### Written instruction a
List every distinct username that appears as a post author in the goat bedding forum thread below.

### Text section
↓↓↓

# What to use for bedding?



## laurenlewis24 (Jul 2, 2013)

I have planned on giving the goats a large portion of my barn this spring for a while now and now I need to decide what type of bedding. It's an all cement/cinder block building with cement floors. I was thinking truck load of sand on bottom for spring when water runs in and cushioning, truck load of saw dust on top of that, and possibly even straw on top of that. I may wait to put straw on for later like in fall and winter. Suggestions? 

Sent from my HTC6500LVW using Goat Forum mobile app


----------



## sassykat6181 (Nov 28, 2012)

the sawdust will most likely get really messy on top of sand. straw can get expensive. my goats waste a lot of hay, and whatever they don't eat becomes bedding. We have dirt/stone dust floors in our barn, so I just strip them out and let the hay build up again. Its been really cold, so I have stripped it in a few weeks (keeps them warm)


----------



## laurenlewis24 (Jul 2, 2013)

I do the sawdust with sand in my chicken coop and have liked it. Just wanted opinions with goats 

Sent from my HTC6500LVW using Goat Forum mobile app


----------



## MsScamp (Feb 1, 2010)

I think you're going to find that the sand on top of the concrete is going to trap urine and create a big ammonia problem unless you have very good ventilation. The sand will also most likely get hauled out with the bedding causing you to have to keep replacing it. I would just go with wood shavings and/or straw/old hay. Be advised that wet wood shavings are like concrete if they are not cleaned out regularly and they have literally be chipped off a concrete floor. Learned that lesson the first winter I used my shed that has a concrete floor.


----------



## janeen128 (Dec 31, 2012)

I use pine shaving on top of the pelleted kind... I use old hay too;-)


----------



## canyontrailgoats (Jan 4, 2014)

I use old hay and wood chips from a local saw mill. I hate sawdust because it's so dusty and clogs my goat's noses, and sand is a pain in the neck to clean because it's so heavy when wet.
Peat moss is supposed to be the best bedding ever, because it's light and absorbs up to seven times it's volume. But it's expensive, so it comes down to how big the house is and how many goats you have.


----------



## austin4459 (Dec 20, 2013)

Been terribly cold here this year..
I bought a few netwrapped round bales of chopped corn stalk..

↑↑↑

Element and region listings
↓↓↓

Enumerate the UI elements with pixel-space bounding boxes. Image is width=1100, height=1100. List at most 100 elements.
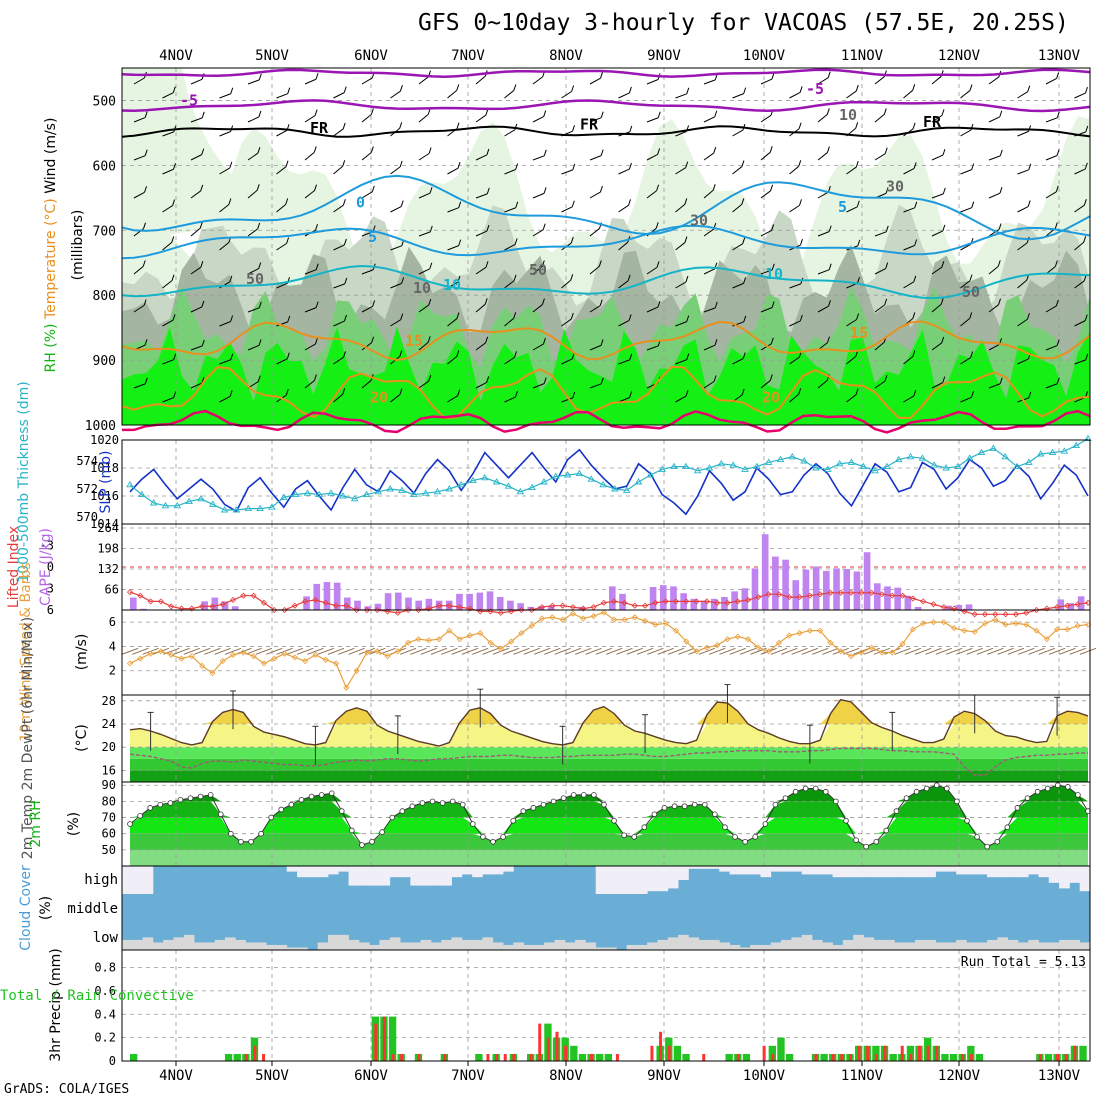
wind-barb bbox=[333, 283, 345, 289]
rh-point bbox=[288, 801, 295, 808]
cloud-low-gap bbox=[750, 944, 761, 950]
wind-speed-point bbox=[477, 630, 484, 637]
thickness-point bbox=[587, 475, 596, 482]
wind-barb-flag bbox=[427, 336, 431, 343]
wind-barb bbox=[361, 191, 373, 199]
wind-barb-10m bbox=[317, 647, 334, 655]
wind-speed-point bbox=[332, 660, 340, 667]
wind-barb bbox=[789, 393, 800, 403]
wind-speed-line bbox=[129, 611, 1089, 690]
wind-speed-point bbox=[755, 644, 762, 651]
wind-speed-point bbox=[837, 648, 844, 655]
wind-speed-point bbox=[683, 638, 690, 645]
li-point bbox=[260, 599, 267, 606]
rh-point bbox=[893, 808, 900, 814]
cloud-low-gap bbox=[647, 942, 658, 950]
wind-barb-flag bbox=[571, 85, 575, 92]
rh-point bbox=[349, 827, 355, 834]
wind-barb bbox=[190, 117, 203, 123]
wind-barb-flag bbox=[1056, 149, 1060, 156]
wind-barb bbox=[219, 321, 231, 327]
cloud-low-gap bbox=[400, 942, 411, 950]
wind-barb-flag bbox=[712, 184, 716, 191]
cape-bar bbox=[843, 569, 851, 610]
wind-barb-flag bbox=[1055, 299, 1059, 307]
rh-point bbox=[742, 838, 748, 845]
cloud-high-gap bbox=[987, 866, 998, 878]
wind-barb bbox=[219, 204, 230, 213]
wind-barb-flag bbox=[857, 277, 860, 284]
li-point bbox=[1074, 601, 1081, 608]
wind-barb bbox=[589, 228, 600, 237]
precip-convective-bar bbox=[831, 1053, 835, 1061]
li-point bbox=[796, 594, 803, 601]
thickness-point bbox=[492, 478, 501, 485]
li-point bbox=[209, 603, 216, 610]
wind-barb-flag bbox=[429, 187, 433, 194]
wind-barb-flag bbox=[855, 388, 859, 395]
wind-barb bbox=[475, 381, 487, 389]
y-tick-upper: 500 bbox=[93, 94, 116, 109]
temp-band bbox=[130, 699, 1088, 701]
thickness-point bbox=[894, 455, 903, 463]
wind-barb-flag bbox=[884, 375, 888, 382]
cloud-high-gap bbox=[286, 866, 298, 872]
cape-bar bbox=[476, 592, 484, 610]
wind-barb bbox=[304, 269, 317, 275]
li-ylabel-part: Lifted Index bbox=[6, 526, 22, 608]
li-point bbox=[137, 592, 144, 599]
wind-barb-flag bbox=[343, 351, 346, 358]
cloud-low-gap bbox=[801, 934, 813, 950]
rh-point bbox=[268, 814, 274, 821]
wind-speed-point bbox=[126, 660, 134, 667]
li-point bbox=[487, 608, 494, 615]
li-point bbox=[744, 596, 752, 604]
cape-bar bbox=[792, 580, 800, 610]
wind-speed-point bbox=[1064, 626, 1071, 633]
cloud-low-gap bbox=[533, 944, 545, 950]
precip-total-bar bbox=[1044, 1053, 1053, 1061]
rh-point bbox=[308, 793, 315, 800]
wind-barb-flag bbox=[941, 261, 945, 268]
panel-frame-upper bbox=[121, 67, 1091, 426]
wind-barb-flag bbox=[913, 275, 917, 282]
contour-label: 20 bbox=[370, 388, 388, 406]
wind-speed-point bbox=[817, 627, 824, 634]
wind-speed-point bbox=[1002, 621, 1009, 628]
wind-barb bbox=[162, 131, 174, 137]
wind-barb bbox=[418, 268, 431, 275]
wind-barb-flag bbox=[826, 108, 830, 115]
wind-barb bbox=[589, 305, 601, 313]
cloud-high-gap bbox=[873, 866, 885, 878]
rh-point bbox=[258, 830, 264, 837]
cloud-low-gap bbox=[451, 937, 463, 950]
temp-band bbox=[130, 700, 1088, 724]
wind-barb-flag bbox=[399, 122, 403, 129]
wind-speed-point bbox=[580, 615, 587, 622]
thickness-point bbox=[670, 462, 678, 470]
thickness-point bbox=[764, 458, 773, 465]
wind-barb bbox=[390, 245, 402, 251]
dewpoint-line bbox=[129, 747, 1088, 776]
wind-speed-point bbox=[569, 610, 577, 617]
temp-line bbox=[129, 698, 1089, 747]
thickness-point bbox=[989, 444, 998, 451]
wind-barb-10m bbox=[348, 647, 365, 655]
wind-speed-point bbox=[209, 670, 216, 677]
wind-barb bbox=[846, 394, 857, 403]
wind-barb bbox=[960, 317, 971, 327]
rh-point bbox=[974, 834, 980, 840]
wind-barb-flag bbox=[912, 350, 916, 357]
cape-bar bbox=[374, 603, 382, 610]
cloud-high-gap bbox=[657, 866, 669, 892]
wind-barb-flag bbox=[770, 337, 774, 344]
thickness-point bbox=[1060, 447, 1069, 454]
rh-point bbox=[691, 801, 698, 808]
rh-point bbox=[762, 821, 769, 827]
cloud-level-label: low bbox=[93, 930, 119, 946]
wind-barb bbox=[675, 93, 687, 99]
wind-speed-point bbox=[528, 622, 535, 629]
thickness-point bbox=[918, 454, 927, 461]
wind-barb-10m bbox=[976, 647, 994, 655]
wind-barb bbox=[760, 229, 772, 237]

↑↑↑

### Written instruction b
In the entries above, convert everything from the line that contains "wind-barb bbox=[333, 283, 345, 289]" down to the line that contains "wind-barb-flag bbox=[427, 336, 431, 343]" into a JSON list of strings, one string per line, skipping blank lines.

### Task response a
laurenlewis24
sassykat6181
MsScamp
janeen128
canyontrailgoats
austin4459

### Task response b
[
  "wind-barb bbox=[333, 283, 345, 289]",
  "rh-point bbox=[288, 801, 295, 808]",
  "cloud-low-gap bbox=[750, 944, 761, 950]",
  "wind-speed-point bbox=[477, 630, 484, 637]",
  "thickness-point bbox=[587, 475, 596, 482]",
  "wind-barb-flag bbox=[427, 336, 431, 343]"
]